▶ _Exercise goal_
Locate each line of the material that contains "your", then return it.

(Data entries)
▽
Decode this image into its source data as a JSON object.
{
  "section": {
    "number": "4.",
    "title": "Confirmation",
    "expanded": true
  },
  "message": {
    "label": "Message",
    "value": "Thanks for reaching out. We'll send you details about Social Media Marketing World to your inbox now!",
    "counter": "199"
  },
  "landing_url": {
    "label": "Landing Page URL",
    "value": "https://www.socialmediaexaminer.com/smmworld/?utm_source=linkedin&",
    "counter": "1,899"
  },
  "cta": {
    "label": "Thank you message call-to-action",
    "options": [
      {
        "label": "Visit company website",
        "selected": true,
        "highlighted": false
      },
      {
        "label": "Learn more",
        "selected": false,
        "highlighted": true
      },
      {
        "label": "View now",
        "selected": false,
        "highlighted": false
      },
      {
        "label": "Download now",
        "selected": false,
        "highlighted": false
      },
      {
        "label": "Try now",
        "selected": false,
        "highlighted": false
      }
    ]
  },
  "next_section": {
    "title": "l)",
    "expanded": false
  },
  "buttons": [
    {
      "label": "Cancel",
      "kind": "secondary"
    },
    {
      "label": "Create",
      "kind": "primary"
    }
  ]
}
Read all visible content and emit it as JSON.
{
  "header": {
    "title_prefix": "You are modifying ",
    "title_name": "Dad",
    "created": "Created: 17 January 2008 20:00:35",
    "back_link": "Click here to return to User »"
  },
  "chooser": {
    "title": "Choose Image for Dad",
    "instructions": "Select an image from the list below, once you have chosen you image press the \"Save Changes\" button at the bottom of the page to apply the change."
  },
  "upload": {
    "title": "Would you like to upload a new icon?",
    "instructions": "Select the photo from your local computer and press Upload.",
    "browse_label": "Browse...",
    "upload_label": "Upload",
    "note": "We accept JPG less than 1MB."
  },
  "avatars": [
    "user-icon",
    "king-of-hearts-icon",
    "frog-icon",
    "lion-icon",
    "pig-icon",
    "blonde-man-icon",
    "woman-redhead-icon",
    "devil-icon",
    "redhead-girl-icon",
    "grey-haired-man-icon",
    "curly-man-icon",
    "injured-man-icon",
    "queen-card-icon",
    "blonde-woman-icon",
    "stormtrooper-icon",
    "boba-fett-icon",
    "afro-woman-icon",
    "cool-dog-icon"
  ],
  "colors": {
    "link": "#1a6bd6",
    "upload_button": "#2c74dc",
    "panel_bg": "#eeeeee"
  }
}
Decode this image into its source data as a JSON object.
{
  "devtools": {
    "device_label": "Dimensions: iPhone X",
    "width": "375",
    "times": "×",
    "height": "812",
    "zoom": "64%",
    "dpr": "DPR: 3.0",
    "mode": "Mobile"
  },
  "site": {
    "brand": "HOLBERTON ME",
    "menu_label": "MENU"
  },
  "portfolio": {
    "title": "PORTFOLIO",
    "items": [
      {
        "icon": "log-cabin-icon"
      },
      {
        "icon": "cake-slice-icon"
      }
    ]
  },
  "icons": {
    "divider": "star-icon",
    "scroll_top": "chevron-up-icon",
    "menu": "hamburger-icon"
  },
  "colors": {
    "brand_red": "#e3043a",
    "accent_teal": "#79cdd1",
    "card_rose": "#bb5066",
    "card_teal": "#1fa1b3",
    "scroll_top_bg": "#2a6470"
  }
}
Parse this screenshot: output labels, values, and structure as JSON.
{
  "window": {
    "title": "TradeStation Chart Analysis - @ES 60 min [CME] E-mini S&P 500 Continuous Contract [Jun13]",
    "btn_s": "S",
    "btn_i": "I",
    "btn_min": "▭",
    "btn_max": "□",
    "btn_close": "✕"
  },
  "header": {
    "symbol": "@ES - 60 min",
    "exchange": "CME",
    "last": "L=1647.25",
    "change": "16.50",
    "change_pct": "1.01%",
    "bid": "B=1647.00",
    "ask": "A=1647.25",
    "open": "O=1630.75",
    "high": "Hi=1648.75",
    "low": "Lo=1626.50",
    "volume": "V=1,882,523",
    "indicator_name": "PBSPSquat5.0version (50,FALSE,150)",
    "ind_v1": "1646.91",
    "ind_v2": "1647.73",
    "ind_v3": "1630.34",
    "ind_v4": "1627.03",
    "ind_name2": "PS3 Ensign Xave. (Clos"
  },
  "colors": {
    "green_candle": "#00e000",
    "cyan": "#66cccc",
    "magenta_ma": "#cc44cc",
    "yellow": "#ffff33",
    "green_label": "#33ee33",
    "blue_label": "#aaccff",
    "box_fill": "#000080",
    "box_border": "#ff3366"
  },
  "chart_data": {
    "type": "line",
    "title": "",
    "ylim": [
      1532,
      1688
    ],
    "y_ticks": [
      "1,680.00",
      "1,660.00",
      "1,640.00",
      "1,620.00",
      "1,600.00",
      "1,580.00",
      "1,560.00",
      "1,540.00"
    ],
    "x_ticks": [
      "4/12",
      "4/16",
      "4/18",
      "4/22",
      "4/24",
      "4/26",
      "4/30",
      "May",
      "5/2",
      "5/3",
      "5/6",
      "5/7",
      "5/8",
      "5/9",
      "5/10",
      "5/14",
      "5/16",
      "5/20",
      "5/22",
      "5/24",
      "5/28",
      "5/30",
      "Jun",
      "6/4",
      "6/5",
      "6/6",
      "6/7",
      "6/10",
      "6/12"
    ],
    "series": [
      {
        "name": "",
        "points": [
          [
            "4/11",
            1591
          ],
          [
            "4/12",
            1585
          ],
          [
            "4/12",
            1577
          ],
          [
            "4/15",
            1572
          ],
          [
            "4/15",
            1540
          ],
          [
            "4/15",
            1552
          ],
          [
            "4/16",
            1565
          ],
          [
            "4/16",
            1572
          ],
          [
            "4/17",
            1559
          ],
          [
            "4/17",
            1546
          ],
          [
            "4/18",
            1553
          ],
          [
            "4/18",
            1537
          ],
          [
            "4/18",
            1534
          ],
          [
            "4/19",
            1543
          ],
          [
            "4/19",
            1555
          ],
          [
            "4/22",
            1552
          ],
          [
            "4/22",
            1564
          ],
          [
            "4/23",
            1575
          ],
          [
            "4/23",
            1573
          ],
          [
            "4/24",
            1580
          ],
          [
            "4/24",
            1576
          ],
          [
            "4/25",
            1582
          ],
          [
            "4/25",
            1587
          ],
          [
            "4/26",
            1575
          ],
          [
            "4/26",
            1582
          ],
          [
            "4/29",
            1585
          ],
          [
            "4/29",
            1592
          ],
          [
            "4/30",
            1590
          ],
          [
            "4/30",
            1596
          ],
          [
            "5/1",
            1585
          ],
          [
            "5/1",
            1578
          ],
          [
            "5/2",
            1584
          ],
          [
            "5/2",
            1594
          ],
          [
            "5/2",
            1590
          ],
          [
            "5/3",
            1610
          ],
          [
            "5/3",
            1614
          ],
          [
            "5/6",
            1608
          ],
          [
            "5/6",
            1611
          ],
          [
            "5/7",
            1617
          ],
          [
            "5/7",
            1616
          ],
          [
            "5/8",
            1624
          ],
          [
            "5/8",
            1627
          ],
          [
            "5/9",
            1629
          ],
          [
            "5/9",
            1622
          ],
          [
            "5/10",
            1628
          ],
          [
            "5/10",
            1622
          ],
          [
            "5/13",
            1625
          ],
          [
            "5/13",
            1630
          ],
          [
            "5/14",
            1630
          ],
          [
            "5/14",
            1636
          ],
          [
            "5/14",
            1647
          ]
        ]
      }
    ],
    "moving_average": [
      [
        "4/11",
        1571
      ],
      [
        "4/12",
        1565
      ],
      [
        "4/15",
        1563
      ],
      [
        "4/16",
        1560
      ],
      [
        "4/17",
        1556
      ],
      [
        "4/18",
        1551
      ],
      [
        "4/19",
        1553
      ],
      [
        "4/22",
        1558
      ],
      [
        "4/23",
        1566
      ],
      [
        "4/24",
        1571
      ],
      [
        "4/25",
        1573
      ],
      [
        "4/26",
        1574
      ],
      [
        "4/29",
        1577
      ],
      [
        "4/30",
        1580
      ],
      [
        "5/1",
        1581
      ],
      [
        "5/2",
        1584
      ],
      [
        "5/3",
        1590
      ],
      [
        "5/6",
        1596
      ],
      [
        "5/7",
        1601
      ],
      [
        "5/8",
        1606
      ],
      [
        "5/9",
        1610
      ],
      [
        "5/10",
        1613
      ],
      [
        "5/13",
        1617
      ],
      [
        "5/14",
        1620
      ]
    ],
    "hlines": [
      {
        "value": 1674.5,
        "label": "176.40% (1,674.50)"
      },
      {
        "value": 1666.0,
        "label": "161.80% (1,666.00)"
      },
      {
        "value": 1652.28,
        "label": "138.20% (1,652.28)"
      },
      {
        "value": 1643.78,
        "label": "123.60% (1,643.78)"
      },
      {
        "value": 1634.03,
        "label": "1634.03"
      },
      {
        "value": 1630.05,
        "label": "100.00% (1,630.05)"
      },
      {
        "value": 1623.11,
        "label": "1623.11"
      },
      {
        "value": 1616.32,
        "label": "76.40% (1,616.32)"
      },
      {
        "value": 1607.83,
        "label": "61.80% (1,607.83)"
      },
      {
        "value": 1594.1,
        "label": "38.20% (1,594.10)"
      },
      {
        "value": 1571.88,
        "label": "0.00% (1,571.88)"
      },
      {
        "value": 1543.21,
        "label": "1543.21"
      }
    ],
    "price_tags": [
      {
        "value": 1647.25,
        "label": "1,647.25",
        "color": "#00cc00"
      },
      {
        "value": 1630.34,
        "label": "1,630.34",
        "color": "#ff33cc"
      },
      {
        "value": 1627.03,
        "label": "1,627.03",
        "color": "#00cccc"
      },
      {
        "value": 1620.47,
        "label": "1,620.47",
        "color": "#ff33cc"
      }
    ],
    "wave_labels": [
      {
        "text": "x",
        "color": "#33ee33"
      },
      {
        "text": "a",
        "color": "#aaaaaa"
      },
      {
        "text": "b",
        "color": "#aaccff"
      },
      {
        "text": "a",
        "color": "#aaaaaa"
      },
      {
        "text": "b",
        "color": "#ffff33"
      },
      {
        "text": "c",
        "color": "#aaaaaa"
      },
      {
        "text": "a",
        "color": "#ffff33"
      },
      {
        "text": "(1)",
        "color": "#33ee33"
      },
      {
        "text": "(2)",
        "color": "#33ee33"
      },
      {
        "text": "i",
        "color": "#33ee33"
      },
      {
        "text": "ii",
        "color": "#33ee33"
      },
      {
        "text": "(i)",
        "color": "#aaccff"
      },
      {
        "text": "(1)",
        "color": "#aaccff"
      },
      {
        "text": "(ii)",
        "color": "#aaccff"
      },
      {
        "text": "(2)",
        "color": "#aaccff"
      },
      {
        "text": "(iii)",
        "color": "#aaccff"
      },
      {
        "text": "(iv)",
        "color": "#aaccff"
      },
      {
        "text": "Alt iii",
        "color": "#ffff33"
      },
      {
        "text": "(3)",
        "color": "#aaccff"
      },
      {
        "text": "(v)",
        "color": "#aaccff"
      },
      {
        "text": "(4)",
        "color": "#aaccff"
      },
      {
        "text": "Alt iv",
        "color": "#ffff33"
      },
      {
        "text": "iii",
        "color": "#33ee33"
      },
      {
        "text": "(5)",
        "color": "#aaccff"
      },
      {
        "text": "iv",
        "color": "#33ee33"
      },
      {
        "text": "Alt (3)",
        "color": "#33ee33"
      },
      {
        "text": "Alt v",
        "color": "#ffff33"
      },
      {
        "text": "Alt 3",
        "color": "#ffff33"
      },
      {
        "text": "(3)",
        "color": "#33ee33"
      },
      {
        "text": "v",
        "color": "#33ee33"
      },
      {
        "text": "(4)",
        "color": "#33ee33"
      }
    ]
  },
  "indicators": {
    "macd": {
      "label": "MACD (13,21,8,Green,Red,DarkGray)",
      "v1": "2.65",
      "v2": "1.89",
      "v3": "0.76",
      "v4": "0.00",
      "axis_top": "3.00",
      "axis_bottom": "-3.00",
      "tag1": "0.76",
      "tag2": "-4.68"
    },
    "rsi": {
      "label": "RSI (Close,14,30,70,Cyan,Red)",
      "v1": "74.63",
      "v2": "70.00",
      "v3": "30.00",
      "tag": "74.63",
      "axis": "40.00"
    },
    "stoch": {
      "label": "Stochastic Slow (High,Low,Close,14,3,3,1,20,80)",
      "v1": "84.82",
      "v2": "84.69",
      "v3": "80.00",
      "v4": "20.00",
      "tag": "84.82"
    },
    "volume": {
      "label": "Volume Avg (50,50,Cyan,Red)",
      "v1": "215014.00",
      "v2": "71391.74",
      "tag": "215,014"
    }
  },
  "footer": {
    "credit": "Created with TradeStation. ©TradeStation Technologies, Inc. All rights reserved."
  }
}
△
▶ _Response for this exercise_
    "value": "Thanks for reaching out. We'll send you details about Social Media Marketing World to your inbox now!",
    "instructions": "Select the photo from your local computer and press Upload.",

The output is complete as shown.